--- MATERIAL ---

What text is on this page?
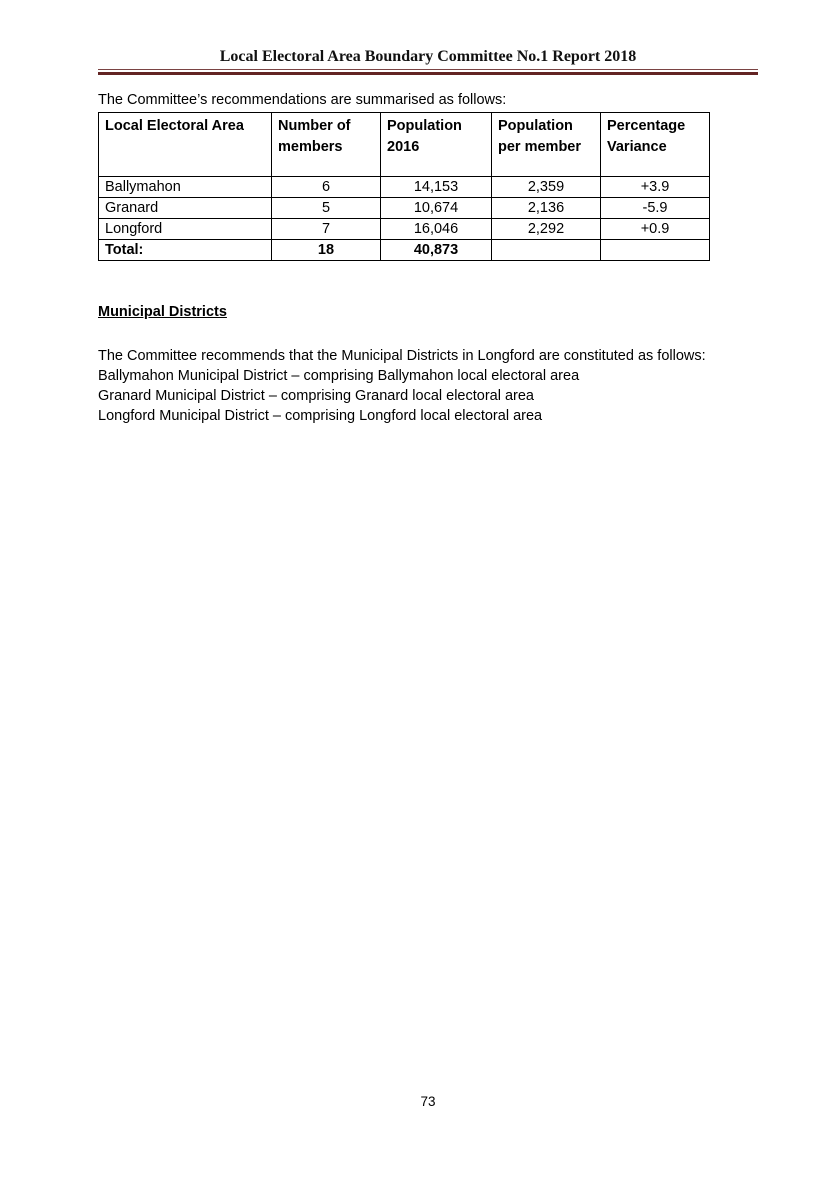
Local Electoral Area Boundary Committee No.1 Report 2018
The Committee’s recommendations are summarised as follows:
Local Electoral Area	Number of members	Population 2016	Population per member	Percentage Variance
Ballymahon	6	14,153	2,359	+3.9
Granard	5	10,674	2,136	-5.9
Longford	7	16,046	2,292	+0.9
Total:	18	40,873		
Municipal Districts
The Committee recommends that the Municipal Districts in Longford are constituted as follows:
Ballymahon Municipal District – comprising Ballymahon local electoral area
Granard Municipal District – comprising Granard local electoral area
Longford Municipal District – comprising Longford local electoral area
73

---

YOUR GOAL:
Copy the entries above faithfully and omit every image.

WRITTEN RESPONSE:
What text is on this page?
Local Electoral Area Boundary Committee No.1 Report 2018
The Committee’s recommendations are summarised as follows:
Local Electoral Area	Number of members	Population 2016	Population per member	Percentage Variance
Ballymahon	6	14,153	2,359	+3.9
Granard	5	10,674	2,136	-5.9
Longford	7	16,046	2,292	+0.9
Total:	18	40,873		
Municipal Districts
The Committee recommends that the Municipal Districts in Longford are constituted as follows:
Ballymahon Municipal District – comprising Ballymahon local electoral area
Granard Municipal District – comprising Granard local electoral area
Longford Municipal District – comprising Longford local electoral area
73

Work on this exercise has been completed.